-- start --

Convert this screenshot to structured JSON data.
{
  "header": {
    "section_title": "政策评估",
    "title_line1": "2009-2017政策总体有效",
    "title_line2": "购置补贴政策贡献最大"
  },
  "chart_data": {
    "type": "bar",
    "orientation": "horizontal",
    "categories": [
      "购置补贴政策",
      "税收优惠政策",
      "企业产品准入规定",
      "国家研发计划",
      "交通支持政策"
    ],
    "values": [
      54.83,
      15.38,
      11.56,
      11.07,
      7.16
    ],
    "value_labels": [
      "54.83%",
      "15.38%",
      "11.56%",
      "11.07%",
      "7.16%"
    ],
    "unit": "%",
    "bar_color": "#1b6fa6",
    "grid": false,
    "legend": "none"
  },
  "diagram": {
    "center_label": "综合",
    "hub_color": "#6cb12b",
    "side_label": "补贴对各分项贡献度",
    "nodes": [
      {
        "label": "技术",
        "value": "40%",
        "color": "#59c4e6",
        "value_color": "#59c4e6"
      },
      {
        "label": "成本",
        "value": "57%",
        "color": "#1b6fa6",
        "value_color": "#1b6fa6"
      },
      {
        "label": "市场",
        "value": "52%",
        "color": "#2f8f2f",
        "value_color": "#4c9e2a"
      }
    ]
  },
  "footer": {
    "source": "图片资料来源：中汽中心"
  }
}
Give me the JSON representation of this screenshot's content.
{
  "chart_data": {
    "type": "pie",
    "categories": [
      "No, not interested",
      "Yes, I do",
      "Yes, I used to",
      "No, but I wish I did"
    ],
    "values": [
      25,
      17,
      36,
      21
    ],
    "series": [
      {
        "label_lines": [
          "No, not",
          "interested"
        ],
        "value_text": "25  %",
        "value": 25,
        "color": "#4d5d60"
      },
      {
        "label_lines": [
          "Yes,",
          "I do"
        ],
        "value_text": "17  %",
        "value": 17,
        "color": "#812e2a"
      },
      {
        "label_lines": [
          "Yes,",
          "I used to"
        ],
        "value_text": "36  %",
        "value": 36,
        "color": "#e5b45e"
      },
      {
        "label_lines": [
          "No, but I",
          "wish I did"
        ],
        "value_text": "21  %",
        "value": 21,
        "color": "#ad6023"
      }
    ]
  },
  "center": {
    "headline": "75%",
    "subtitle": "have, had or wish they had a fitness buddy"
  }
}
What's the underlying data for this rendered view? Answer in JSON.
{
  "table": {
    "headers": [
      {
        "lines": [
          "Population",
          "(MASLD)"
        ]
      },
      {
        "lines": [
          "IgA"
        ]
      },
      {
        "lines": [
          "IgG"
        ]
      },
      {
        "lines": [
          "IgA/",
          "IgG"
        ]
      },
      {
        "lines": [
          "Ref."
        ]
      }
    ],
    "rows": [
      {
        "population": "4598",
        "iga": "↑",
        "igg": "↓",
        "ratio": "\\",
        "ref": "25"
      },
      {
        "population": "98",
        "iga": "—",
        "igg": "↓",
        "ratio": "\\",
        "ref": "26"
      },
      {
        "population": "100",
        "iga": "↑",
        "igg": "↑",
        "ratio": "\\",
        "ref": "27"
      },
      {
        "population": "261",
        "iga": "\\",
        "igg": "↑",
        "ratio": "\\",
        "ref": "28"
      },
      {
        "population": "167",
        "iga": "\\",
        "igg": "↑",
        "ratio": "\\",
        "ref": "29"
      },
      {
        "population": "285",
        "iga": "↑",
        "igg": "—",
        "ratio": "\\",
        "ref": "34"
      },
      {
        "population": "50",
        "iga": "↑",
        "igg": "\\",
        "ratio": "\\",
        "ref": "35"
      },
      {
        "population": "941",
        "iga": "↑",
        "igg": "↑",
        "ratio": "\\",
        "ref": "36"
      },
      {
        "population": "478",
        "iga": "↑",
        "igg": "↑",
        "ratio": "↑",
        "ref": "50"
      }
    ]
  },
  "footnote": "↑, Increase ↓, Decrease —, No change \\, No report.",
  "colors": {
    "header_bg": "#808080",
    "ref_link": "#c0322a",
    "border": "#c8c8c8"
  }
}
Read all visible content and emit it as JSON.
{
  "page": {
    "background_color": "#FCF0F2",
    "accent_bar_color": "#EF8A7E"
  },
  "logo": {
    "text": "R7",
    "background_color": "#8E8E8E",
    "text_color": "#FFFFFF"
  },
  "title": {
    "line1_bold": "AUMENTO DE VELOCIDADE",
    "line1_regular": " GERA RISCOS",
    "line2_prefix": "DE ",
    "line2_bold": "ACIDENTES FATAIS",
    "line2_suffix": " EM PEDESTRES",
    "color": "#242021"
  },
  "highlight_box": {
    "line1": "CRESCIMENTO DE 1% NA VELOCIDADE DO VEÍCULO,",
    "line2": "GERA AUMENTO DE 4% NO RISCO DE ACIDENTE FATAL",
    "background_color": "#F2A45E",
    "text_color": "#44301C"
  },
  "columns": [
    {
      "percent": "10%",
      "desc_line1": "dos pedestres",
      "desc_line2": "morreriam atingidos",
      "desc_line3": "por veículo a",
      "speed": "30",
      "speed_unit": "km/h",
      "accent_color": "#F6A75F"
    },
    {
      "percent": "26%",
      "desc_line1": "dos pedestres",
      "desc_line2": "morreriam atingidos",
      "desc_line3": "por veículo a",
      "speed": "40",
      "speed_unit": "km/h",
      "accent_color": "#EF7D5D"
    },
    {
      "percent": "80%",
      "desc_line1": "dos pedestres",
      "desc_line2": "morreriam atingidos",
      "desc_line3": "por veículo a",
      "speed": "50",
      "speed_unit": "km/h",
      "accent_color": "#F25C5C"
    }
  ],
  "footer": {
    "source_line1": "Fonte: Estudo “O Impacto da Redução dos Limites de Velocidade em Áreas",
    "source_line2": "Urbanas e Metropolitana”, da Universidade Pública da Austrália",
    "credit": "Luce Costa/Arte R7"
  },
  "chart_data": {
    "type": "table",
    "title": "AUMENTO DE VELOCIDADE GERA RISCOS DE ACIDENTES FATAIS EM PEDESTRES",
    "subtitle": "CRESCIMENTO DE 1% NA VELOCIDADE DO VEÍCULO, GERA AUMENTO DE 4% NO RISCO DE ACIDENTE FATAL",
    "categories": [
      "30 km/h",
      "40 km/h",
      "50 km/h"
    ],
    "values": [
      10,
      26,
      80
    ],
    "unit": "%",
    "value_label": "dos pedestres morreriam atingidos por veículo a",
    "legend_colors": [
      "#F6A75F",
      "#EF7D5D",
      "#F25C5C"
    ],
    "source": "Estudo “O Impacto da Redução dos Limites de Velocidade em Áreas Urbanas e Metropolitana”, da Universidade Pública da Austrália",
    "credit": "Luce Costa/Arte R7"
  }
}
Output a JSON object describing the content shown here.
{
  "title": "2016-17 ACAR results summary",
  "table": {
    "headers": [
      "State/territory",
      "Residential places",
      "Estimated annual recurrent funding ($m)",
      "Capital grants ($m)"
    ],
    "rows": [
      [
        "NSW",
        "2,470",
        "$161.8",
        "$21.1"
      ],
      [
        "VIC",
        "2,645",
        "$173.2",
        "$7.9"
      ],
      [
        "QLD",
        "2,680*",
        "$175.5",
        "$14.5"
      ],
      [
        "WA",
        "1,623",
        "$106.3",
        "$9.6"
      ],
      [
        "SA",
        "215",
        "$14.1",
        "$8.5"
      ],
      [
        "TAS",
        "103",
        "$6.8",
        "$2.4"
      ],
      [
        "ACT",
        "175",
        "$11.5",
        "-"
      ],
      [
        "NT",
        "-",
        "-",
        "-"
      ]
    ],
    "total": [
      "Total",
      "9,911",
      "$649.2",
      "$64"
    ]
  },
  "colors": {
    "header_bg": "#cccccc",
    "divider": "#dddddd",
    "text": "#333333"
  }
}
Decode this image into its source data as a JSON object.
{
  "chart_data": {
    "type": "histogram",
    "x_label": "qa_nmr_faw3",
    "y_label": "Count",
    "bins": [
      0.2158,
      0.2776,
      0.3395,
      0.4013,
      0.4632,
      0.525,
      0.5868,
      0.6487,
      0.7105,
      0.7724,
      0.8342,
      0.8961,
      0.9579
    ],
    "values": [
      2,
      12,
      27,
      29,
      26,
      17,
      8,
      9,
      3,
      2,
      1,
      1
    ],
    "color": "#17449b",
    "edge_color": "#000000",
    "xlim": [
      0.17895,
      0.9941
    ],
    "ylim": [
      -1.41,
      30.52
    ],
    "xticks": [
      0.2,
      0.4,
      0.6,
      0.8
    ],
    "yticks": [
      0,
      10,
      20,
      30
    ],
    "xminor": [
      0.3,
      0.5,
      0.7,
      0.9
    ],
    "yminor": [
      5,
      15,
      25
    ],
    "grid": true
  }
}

-- end --

SHORT EXERCISE: Copy each line of the records above that carries the word "FATAIS".

CORRECT RESPONSE:
    "line2_bold": "ACIDENTES FATAIS",
    "title": "AUMENTO DE VELOCIDADE GERA RISCOS DE ACIDENTES FATAIS EM PEDESTRES",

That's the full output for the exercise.